* _STATED TASK_
Copy the data word for word, from its first line down to the line containing "744, 851, 762]", with both ends included.

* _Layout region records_

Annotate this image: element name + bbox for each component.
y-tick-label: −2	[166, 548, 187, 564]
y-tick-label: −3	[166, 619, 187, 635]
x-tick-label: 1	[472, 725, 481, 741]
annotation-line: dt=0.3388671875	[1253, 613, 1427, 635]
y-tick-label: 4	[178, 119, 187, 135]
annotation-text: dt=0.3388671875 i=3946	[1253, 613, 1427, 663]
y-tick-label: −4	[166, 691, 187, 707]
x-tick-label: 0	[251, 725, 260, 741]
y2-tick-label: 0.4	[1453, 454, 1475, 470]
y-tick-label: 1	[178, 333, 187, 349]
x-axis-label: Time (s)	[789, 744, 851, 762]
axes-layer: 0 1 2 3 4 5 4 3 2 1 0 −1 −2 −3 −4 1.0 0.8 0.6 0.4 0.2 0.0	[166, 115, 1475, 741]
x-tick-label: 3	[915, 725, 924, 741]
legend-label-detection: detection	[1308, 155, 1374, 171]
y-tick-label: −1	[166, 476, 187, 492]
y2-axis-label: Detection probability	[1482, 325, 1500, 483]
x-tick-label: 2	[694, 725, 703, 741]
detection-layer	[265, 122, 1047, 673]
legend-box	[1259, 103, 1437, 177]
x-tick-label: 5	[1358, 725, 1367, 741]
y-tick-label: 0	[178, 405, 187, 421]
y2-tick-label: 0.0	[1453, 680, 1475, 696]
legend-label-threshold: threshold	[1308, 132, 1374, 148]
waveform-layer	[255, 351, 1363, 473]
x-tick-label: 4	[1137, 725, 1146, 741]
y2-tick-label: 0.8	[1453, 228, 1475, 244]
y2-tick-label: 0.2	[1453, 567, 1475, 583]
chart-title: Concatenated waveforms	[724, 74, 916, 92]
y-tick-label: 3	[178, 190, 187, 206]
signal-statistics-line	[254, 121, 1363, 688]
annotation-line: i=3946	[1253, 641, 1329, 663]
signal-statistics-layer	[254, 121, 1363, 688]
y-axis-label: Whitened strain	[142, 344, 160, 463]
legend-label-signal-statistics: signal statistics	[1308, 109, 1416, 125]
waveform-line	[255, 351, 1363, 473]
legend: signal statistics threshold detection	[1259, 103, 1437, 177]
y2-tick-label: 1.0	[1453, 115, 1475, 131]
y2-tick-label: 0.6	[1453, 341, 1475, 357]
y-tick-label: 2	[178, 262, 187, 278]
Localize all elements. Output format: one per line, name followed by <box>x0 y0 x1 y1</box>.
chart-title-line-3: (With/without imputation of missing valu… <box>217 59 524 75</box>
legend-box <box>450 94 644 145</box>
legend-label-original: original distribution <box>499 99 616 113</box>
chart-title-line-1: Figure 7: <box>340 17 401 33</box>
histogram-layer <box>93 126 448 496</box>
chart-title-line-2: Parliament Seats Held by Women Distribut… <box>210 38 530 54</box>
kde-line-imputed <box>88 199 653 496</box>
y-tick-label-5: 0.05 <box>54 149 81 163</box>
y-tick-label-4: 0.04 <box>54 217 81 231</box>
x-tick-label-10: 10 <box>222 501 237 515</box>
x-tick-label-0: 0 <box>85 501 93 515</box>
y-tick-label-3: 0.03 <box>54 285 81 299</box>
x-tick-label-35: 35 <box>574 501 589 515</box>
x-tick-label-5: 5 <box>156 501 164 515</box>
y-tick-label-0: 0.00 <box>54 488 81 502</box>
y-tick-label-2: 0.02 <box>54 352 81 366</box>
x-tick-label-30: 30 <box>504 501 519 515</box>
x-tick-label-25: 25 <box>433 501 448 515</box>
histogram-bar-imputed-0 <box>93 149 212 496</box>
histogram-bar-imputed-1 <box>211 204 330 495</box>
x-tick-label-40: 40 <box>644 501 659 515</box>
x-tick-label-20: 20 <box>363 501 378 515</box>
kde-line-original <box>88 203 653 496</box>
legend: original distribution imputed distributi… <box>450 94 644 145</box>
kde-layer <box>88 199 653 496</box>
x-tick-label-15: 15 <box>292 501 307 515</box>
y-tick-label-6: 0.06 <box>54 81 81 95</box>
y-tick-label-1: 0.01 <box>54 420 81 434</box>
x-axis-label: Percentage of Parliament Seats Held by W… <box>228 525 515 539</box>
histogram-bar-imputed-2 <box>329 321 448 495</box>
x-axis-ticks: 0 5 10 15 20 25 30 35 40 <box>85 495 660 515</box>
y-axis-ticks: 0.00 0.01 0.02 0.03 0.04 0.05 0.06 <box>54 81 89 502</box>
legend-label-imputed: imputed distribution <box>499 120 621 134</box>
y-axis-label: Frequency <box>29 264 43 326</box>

* _OUTPUT BELOW_
Annotate this image: element name + bbox for each component.
y-tick-label: −2	[166, 548, 187, 564]
y-tick-label: −3	[166, 619, 187, 635]
x-tick-label: 1	[472, 725, 481, 741]
annotation-line: dt=0.3388671875	[1253, 613, 1427, 635]
y-tick-label: 4	[178, 119, 187, 135]
annotation-text: dt=0.3388671875 i=3946	[1253, 613, 1427, 663]
y-tick-label: −4	[166, 691, 187, 707]
x-tick-label: 0	[251, 725, 260, 741]
y2-tick-label: 0.4	[1453, 454, 1475, 470]
y-tick-label: 1	[178, 333, 187, 349]
x-axis-label: Time (s)	[789, 744, 851, 762]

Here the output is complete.